**Written instruction:**
Format every line of the records below as a Markdown table with the columns Row and Line. Put a running row number in Row, put the line itself in Line, and omit blank lines.

Spatial layout data:
## START

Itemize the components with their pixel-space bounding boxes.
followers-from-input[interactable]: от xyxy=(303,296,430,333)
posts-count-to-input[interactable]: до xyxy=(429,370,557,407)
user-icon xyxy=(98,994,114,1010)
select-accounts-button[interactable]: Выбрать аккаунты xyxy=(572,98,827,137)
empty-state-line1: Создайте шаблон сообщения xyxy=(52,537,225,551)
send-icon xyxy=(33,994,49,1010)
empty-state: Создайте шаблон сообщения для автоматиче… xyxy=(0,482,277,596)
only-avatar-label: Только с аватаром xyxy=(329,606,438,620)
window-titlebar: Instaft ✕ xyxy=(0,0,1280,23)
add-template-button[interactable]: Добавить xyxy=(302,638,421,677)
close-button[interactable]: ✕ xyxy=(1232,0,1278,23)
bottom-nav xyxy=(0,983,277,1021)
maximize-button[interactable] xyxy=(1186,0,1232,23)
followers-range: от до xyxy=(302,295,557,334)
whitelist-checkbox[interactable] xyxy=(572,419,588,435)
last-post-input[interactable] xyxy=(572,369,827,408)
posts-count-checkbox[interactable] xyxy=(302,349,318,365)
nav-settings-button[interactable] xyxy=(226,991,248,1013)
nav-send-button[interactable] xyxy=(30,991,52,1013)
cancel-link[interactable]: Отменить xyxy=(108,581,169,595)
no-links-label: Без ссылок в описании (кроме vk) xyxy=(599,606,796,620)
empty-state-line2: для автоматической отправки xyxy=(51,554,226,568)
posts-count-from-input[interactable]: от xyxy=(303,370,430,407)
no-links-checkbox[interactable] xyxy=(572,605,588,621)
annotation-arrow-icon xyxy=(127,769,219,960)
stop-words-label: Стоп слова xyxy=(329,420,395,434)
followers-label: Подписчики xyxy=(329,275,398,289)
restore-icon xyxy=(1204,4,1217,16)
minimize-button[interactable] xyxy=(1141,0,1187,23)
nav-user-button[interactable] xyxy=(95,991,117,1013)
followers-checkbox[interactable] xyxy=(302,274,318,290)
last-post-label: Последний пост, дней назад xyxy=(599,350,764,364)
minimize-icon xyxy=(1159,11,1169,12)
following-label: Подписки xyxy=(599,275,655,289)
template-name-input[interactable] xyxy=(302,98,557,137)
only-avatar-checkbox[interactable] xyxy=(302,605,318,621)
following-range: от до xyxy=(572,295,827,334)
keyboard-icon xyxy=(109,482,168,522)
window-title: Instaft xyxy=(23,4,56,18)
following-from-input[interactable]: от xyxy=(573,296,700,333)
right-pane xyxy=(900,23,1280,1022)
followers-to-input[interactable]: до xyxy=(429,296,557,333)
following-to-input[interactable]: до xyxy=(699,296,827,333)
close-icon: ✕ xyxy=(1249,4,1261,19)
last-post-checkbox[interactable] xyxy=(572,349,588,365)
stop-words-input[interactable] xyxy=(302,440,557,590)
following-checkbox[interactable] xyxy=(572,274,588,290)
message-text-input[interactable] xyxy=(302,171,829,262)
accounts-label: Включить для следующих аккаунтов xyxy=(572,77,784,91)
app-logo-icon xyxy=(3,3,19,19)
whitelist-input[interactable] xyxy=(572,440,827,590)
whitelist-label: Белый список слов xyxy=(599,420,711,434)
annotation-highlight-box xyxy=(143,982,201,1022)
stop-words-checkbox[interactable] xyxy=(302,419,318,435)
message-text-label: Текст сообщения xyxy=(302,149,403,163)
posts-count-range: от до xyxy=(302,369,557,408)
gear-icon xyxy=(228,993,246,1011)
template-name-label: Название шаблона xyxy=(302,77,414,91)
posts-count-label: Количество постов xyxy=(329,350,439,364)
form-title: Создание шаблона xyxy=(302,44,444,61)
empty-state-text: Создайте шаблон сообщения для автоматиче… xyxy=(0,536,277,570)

## END

**The result:**
| Row | Line |
|---|---|
| 1 | Itemize the components with their pixel-space bounding boxes. |
| 2 | followers-from-input[interactable]: от xyxy=(303,296,430,333) |
| 3 | posts-count-to-input[interactable]: до xyxy=(429,370,557,407) |
| 4 | user-icon xyxy=(98,994,114,1010) |
| 5 | select-accounts-button[interactable]: Выбрать аккаунты xyxy=(572,98,827,137) |
| 6 | empty-state-line1: Создайте шаблон сообщения xyxy=(52,537,225,551) |
| 7 | send-icon xyxy=(33,994,49,1010) |
| 8 | empty-state: Создайте шаблон сообщения для автоматиче… xyxy=(0,482,277,596) |
| 9 | only-avatar-label: Только с аватаром xyxy=(329,606,438,620) |
| 10 | window-titlebar: Instaft ✕ xyxy=(0,0,1280,23) |
| 11 | add-template-button[interactable]: Добавить xyxy=(302,638,421,677) |
| 12 | close-button[interactable]: ✕ xyxy=(1232,0,1278,23) |
| 13 | bottom-nav xyxy=(0,983,277,1021) |
| 14 | maximize-button[interactable] xyxy=(1186,0,1232,23) |
| 15 | followers-range: от до xyxy=(302,295,557,334) |
| 16 | whitelist-checkbox[interactable] xyxy=(572,419,588,435) |
| 17 | last-post-input[interactable] xyxy=(572,369,827,408) |
| 18 | posts-count-checkbox[interactable] xyxy=(302,349,318,365) |
| 19 | nav-settings-button[interactable] xyxy=(226,991,248,1013) |
| 20 | nav-send-button[interactable] xyxy=(30,991,52,1013) |
| 21 | cancel-link[interactable]: Отменить xyxy=(108,581,169,595) |
| 22 | no-links-label: Без ссылок в описании (кроме vk) xyxy=(599,606,796,620) |
| 23 | empty-state-line2: для автоматической отправки xyxy=(51,554,226,568) |
| 24 | posts-count-from-input[interactable]: от xyxy=(303,370,430,407) |
| 25 | no-links-checkbox[interactable] xyxy=(572,605,588,621) |
| 26 | annotation-arrow-icon xyxy=(127,769,219,960) |
| 27 | stop-words-label: Стоп слова xyxy=(329,420,395,434) |
| 28 | followers-label: Подписчики xyxy=(329,275,398,289) |
| 29 | restore-icon xyxy=(1204,4,1217,16) |
| 30 | minimize-button[interactable] xyxy=(1141,0,1187,23) |
| 31 | nav-user-button[interactable] xyxy=(95,991,117,1013) |
| 32 | followers-checkbox[interactable] xyxy=(302,274,318,290) |
| 33 | last-post-label: Последний пост, дней назад xyxy=(599,350,764,364) |
| 34 | minimize-icon xyxy=(1159,11,1169,12) |
| 35 | following-label: Подписки xyxy=(599,275,655,289) |
| 36 | template-name-input[interactable] xyxy=(302,98,557,137) |
| 37 | only-avatar-checkbox[interactable] xyxy=(302,605,318,621) |
| 38 | following-range: от до xyxy=(572,295,827,334) |
| 39 | keyboard-icon xyxy=(109,482,168,522) |
| 40 | window-title: Instaft xyxy=(23,4,56,18) |
| 41 | following-from-input[interactable]: от xyxy=(573,296,700,333) |
| 42 | right-pane xyxy=(900,23,1280,1022) |
| 43 | followers-to-input[interactable]: до xyxy=(429,296,557,333) |
| 44 | following-to-input[interactable]: до xyxy=(699,296,827,333) |
| 45 | close-icon: ✕ xyxy=(1249,4,1261,19) |
| 46 | last-post-checkbox[interactable] xyxy=(572,349,588,365) |
| 47 | stop-words-input[interactable] xyxy=(302,440,557,590) |
| 48 | following-checkbox[interactable] xyxy=(572,274,588,290) |
| 49 | message-text-input[interactable] xyxy=(302,171,829,262) |
| 50 | accounts-label: Включить для следующих аккаунтов xyxy=(572,77,784,91) |
| 51 | app-logo-icon xyxy=(3,3,19,19) |
| 52 | whitelist-input[interactable] xyxy=(572,440,827,590) |
| 53 | whitelist-label: Белый список слов xyxy=(599,420,711,434) |
| 54 | annotation-highlight-box xyxy=(143,982,201,1022) |
| 55 | stop-words-checkbox[interactable] xyxy=(302,419,318,435) |
| 56 | message-text-label: Текст сообщения xyxy=(302,149,403,163) |
| 57 | posts-count-range: от до xyxy=(302,369,557,408) |
| 58 | gear-icon xyxy=(228,993,246,1011) |
| 59 | template-name-label: Название шаблона xyxy=(302,77,414,91) |
| 60 | posts-count-label: Количество постов xyxy=(329,350,439,364) |
| 61 | form-title: Создание шаблона xyxy=(302,44,444,61) |
| 62 | empty-state-text: Создайте шаблон сообщения для автоматиче… xyxy=(0,536,277,570) |